- [Problem to work on] All of the material below is to be retyped exactly.

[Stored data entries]
+--

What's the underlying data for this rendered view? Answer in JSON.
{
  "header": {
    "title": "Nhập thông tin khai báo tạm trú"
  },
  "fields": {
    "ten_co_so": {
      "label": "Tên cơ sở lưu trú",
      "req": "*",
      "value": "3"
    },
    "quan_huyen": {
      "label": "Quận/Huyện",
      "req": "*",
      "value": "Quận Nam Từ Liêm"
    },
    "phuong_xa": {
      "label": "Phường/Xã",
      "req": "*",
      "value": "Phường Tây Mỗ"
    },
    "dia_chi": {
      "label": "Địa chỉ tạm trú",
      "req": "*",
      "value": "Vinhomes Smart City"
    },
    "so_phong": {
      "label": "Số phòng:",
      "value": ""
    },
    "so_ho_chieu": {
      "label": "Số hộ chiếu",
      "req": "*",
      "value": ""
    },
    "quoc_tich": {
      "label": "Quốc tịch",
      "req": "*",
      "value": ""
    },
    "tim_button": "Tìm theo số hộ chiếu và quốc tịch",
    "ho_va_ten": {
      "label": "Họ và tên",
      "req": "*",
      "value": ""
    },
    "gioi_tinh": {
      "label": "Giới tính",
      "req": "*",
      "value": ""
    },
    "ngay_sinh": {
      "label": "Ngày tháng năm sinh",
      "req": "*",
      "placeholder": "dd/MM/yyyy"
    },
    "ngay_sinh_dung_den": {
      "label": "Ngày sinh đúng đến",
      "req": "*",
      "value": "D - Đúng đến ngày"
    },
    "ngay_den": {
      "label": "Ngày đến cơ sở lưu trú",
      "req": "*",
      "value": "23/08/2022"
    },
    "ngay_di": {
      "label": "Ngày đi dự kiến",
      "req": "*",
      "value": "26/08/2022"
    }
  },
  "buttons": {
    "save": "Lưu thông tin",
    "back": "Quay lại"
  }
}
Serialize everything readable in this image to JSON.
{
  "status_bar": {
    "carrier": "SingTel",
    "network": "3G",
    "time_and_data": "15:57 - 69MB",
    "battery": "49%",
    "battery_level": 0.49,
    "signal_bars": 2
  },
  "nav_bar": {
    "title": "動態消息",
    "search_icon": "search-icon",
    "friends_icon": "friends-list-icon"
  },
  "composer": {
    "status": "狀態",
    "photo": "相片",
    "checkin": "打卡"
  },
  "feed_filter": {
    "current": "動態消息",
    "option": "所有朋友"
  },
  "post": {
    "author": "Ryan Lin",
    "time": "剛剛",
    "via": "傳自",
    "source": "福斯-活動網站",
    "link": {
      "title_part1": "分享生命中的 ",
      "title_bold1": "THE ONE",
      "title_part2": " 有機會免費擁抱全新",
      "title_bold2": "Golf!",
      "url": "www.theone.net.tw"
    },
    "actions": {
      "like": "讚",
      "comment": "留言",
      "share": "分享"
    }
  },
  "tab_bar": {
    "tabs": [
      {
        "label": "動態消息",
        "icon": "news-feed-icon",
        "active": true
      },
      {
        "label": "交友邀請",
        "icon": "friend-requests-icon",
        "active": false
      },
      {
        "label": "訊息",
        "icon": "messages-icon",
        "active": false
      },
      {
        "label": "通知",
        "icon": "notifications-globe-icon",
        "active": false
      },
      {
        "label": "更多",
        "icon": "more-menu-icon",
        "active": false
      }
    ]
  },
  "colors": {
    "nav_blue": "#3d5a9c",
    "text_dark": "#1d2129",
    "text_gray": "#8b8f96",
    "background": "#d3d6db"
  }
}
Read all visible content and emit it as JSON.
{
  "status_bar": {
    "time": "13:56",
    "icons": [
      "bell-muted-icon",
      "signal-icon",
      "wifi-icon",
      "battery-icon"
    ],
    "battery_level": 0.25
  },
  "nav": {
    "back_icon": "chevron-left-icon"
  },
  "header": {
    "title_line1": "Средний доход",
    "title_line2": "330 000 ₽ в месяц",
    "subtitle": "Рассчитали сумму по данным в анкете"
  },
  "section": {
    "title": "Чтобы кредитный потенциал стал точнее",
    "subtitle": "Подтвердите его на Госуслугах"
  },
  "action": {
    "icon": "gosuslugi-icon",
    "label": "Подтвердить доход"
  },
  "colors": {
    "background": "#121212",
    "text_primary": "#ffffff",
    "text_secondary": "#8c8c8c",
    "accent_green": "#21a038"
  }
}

+--

- [Response]
What's the underlying data for this rendered view? Answer in JSON.
{
  "header": {
    "title": "Nhập thông tin khai báo tạm trú"
  },
  "fields": {
    "ten_co_so": {
      "label": "Tên cơ sở lưu trú",
      "req": "*",
      "value": "3"
    },
    "quan_huyen": {
      "label": "Quận/Huyện",
      "req": "*",
      "value": "Quận Nam Từ Liêm"
    },
    "phuong_xa": {
      "label": "Phường/Xã",
      "req": "*",
      "value": "Phường Tây Mỗ"
    },
    "dia_chi": {
      "label": "Địa chỉ tạm trú",
      "req": "*",
      "value": "Vinhomes Smart City"
    },
    "so_phong": {
      "label": "Số phòng:",
      "value": ""
    },
    "so_ho_chieu": {
      "label": "Số hộ chiếu",
      "req": "*",
      "value": ""
    },
    "quoc_tich": {
      "label": "Quốc tịch",
      "req": "*",
      "value": ""
    },
    "tim_button": "Tìm theo số hộ chiếu và quốc tịch",
    "ho_va_ten": {
      "label": "Họ và tên",
      "req": "*",
      "value": ""
    },
    "gioi_tinh": {
      "label": "Giới tính",
      "req": "*",
      "value": ""
    },
    "ngay_sinh": {
      "label": "Ngày tháng năm sinh",
      "req": "*",
      "placeholder": "dd/MM/yyyy"
    },
    "ngay_sinh_dung_den": {
      "label": "Ngày sinh đúng đến",
      "req": "*",
      "value": "D - Đúng đến ngày"
    },
    "ngay_den": {
      "label": "Ngày đến cơ sở lưu trú",
      "req": "*",
      "value": "23/08/2022"
    },
    "ngay_di": {
      "label": "Ngày đi dự kiến",
      "req": "*",
      "value": "26/08/2022"
    }
  },
  "buttons": {
    "save": "Lưu thông tin",
    "back": "Quay lại"
  }
}
Serialize everything readable in this image to JSON.
{
  "status_bar": {
    "carrier": "SingTel",
    "network": "3G",
    "time_and_data": "15:57 - 69MB",
    "battery": "49%",
    "battery_level": 0.49,
    "signal_bars": 2
  },
  "nav_bar": {
    "title": "動態消息",
    "search_icon": "search-icon",
    "friends_icon": "friends-list-icon"
  },
  "composer": {
    "status": "狀態",
    "photo": "相片",
    "checkin": "打卡"
  },
  "feed_filter": {
    "current": "動態消息",
    "option": "所有朋友"
  },
  "post": {
    "author": "Ryan Lin",
    "time": "剛剛",
    "via": "傳自",
    "source": "福斯-活動網站",
    "link": {
      "title_part1": "分享生命中的 ",
      "title_bold1": "THE ONE",
      "title_part2": " 有機會免費擁抱全新",
      "title_bold2": "Golf!",
      "url": "www.theone.net.tw"
    },
    "actions": {
      "like": "讚",
      "comment": "留言",
      "share": "分享"
    }
  },
  "tab_bar": {
    "tabs": [
      {
        "label": "動態消息",
        "icon": "news-feed-icon",
        "active": true
      },
      {
        "label": "交友邀請",
        "icon": "friend-requests-icon",
        "active": false
      },
      {
        "label": "訊息",
        "icon": "messages-icon",
        "active": false
      },
      {
        "label": "通知",
        "icon": "notifications-globe-icon",
        "active": false
      },
      {
        "label": "更多",
        "icon": "more-menu-icon",
        "active": false
      }
    ]
  },
  "colors": {
    "nav_blue": "#3d5a9c",
    "text_dark": "#1d2129",
    "text_gray": "#8b8f96",
    "background": "#d3d6db"
  }
}
Read all visible content and emit it as JSON.
{
  "status_bar": {
    "time": "13:56",
    "icons": [
      "bell-muted-icon",
      "signal-icon",
      "wifi-icon",
      "battery-icon"
    ],
    "battery_level": 0.25
  },
  "nav": {
    "back_icon": "chevron-left-icon"
  },
  "header": {
    "title_line1": "Средний доход",
    "title_line2": "330 000 ₽ в месяц",
    "subtitle": "Рассчитали сумму по данным в анкете"
  },
  "section": {
    "title": "Чтобы кредитный потенциал стал точнее",
    "subtitle": "Подтвердите его на Госуслугах"
  },
  "action": {
    "icon": "gosuslugi-icon",
    "label": "Подтвердить доход"
  },
  "colors": {
    "background": "#121212",
    "text_primary": "#ffffff",
    "text_secondary": "#8c8c8c",
    "accent_green": "#21a038"
  }
}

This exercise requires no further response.